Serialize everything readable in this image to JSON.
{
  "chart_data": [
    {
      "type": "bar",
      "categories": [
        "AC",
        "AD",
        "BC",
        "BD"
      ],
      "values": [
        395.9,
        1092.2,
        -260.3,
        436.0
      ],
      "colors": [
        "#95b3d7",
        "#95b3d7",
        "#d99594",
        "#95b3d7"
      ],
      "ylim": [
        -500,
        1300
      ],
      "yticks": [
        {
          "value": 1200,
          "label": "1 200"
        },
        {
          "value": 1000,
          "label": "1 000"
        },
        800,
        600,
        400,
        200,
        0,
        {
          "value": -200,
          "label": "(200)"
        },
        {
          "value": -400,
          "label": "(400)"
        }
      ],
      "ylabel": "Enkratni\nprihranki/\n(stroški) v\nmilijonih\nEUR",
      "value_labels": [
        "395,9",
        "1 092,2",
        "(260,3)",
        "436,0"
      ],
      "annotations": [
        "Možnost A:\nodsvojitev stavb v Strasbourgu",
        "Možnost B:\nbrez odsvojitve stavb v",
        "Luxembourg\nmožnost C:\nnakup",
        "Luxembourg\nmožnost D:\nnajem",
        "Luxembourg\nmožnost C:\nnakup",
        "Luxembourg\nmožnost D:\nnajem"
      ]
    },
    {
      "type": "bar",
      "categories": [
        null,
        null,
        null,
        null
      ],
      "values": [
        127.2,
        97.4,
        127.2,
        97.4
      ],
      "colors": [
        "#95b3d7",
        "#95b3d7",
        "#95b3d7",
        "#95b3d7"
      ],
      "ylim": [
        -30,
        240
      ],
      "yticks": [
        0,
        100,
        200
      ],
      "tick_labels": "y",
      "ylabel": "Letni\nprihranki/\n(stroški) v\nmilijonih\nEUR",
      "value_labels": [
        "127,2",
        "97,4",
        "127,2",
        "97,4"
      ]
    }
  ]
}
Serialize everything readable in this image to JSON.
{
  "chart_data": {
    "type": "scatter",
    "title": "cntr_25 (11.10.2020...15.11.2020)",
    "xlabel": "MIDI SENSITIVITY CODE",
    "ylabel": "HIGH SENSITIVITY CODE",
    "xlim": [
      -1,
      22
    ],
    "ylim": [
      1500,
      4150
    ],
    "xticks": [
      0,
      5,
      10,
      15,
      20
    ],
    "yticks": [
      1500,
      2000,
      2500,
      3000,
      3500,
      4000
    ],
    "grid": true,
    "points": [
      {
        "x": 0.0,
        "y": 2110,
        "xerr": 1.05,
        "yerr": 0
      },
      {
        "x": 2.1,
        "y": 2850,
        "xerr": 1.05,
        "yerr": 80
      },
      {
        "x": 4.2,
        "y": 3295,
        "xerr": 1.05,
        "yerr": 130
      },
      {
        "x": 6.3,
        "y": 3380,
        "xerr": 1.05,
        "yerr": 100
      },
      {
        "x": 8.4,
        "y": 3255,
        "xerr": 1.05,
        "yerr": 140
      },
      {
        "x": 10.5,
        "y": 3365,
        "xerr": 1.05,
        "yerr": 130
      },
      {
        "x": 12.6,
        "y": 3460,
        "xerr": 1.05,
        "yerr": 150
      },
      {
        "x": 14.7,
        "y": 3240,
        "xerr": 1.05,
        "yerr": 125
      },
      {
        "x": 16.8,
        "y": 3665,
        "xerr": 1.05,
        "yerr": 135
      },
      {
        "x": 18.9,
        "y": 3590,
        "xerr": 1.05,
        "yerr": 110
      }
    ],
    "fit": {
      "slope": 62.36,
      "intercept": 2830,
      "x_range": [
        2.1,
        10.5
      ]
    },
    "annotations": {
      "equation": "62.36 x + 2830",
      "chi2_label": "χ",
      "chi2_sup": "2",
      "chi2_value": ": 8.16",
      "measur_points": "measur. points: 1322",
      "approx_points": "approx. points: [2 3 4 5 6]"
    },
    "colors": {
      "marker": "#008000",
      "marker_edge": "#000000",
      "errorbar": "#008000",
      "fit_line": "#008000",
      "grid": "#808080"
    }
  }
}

+++++

**WHAT YOU HAVE TO DO**
Above are the records; retype every one exactly.

**SOLUTION TO THE EXERCISE**
Serialize everything readable in this image to JSON.
{
  "chart_data": [
    {
      "type": "bar",
      "categories": [
        "AC",
        "AD",
        "BC",
        "BD"
      ],
      "values": [
        395.9,
        1092.2,
        -260.3,
        436.0
      ],
      "colors": [
        "#95b3d7",
        "#95b3d7",
        "#d99594",
        "#95b3d7"
      ],
      "ylim": [
        -500,
        1300
      ],
      "yticks": [
        {
          "value": 1200,
          "label": "1 200"
        },
        {
          "value": 1000,
          "label": "1 000"
        },
        800,
        600,
        400,
        200,
        0,
        {
          "value": -200,
          "label": "(200)"
        },
        {
          "value": -400,
          "label": "(400)"
        }
      ],
      "ylabel": "Enkratni\nprihranki/\n(stroški) v\nmilijonih\nEUR",
      "value_labels": [
        "395,9",
        "1 092,2",
        "(260,3)",
        "436,0"
      ],
      "annotations": [
        "Možnost A:\nodsvojitev stavb v Strasbourgu",
        "Možnost B:\nbrez odsvojitve stavb v",
        "Luxembourg\nmožnost C:\nnakup",
        "Luxembourg\nmožnost D:\nnajem",
        "Luxembourg\nmožnost C:\nnakup",
        "Luxembourg\nmožnost D:\nnajem"
      ]
    },
    {
      "type": "bar",
      "categories": [
        null,
        null,
        null,
        null
      ],
      "values": [
        127.2,
        97.4,
        127.2,
        97.4
      ],
      "colors": [
        "#95b3d7",
        "#95b3d7",
        "#95b3d7",
        "#95b3d7"
      ],
      "ylim": [
        -30,
        240
      ],
      "yticks": [
        0,
        100,
        200
      ],
      "tick_labels": "y",
      "ylabel": "Letni\nprihranki/\n(stroški) v\nmilijonih\nEUR",
      "value_labels": [
        "127,2",
        "97,4",
        "127,2",
        "97,4"
      ]
    }
  ]
}
Serialize everything readable in this image to JSON.
{
  "chart_data": {
    "type": "scatter",
    "title": "cntr_25 (11.10.2020...15.11.2020)",
    "xlabel": "MIDI SENSITIVITY CODE",
    "ylabel": "HIGH SENSITIVITY CODE",
    "xlim": [
      -1,
      22
    ],
    "ylim": [
      1500,
      4150
    ],
    "xticks": [
      0,
      5,
      10,
      15,
      20
    ],
    "yticks": [
      1500,
      2000,
      2500,
      3000,
      3500,
      4000
    ],
    "grid": true,
    "points": [
      {
        "x": 0.0,
        "y": 2110,
        "xerr": 1.05,
        "yerr": 0
      },
      {
        "x": 2.1,
        "y": 2850,
        "xerr": 1.05,
        "yerr": 80
      },
      {
        "x": 4.2,
        "y": 3295,
        "xerr": 1.05,
        "yerr": 130
      },
      {
        "x": 6.3,
        "y": 3380,
        "xerr": 1.05,
        "yerr": 100
      },
      {
        "x": 8.4,
        "y": 3255,
        "xerr": 1.05,
        "yerr": 140
      },
      {
        "x": 10.5,
        "y": 3365,
        "xerr": 1.05,
        "yerr": 130
      },
      {
        "x": 12.6,
        "y": 3460,
        "xerr": 1.05,
        "yerr": 150
      },
      {
        "x": 14.7,
        "y": 3240,
        "xerr": 1.05,
        "yerr": 125
      },
      {
        "x": 16.8,
        "y": 3665,
        "xerr": 1.05,
        "yerr": 135
      },
      {
        "x": 18.9,
        "y": 3590,
        "xerr": 1.05,
        "yerr": 110
      }
    ],
    "fit": {
      "slope": 62.36,
      "intercept": 2830,
      "x_range": [
        2.1,
        10.5
      ]
    },
    "annotations": {
      "equation": "62.36 x + 2830",
      "chi2_label": "χ",
      "chi2_sup": "2",
      "chi2_value": ": 8.16",
      "measur_points": "measur. points: 1322",
      "approx_points": "approx. points: [2 3 4 5 6]"
    },
    "colors": {
      "marker": "#008000",
      "marker_edge": "#000000",
      "errorbar": "#008000",
      "fit_line": "#008000",
      "grid": "#808080"
    }
  }
}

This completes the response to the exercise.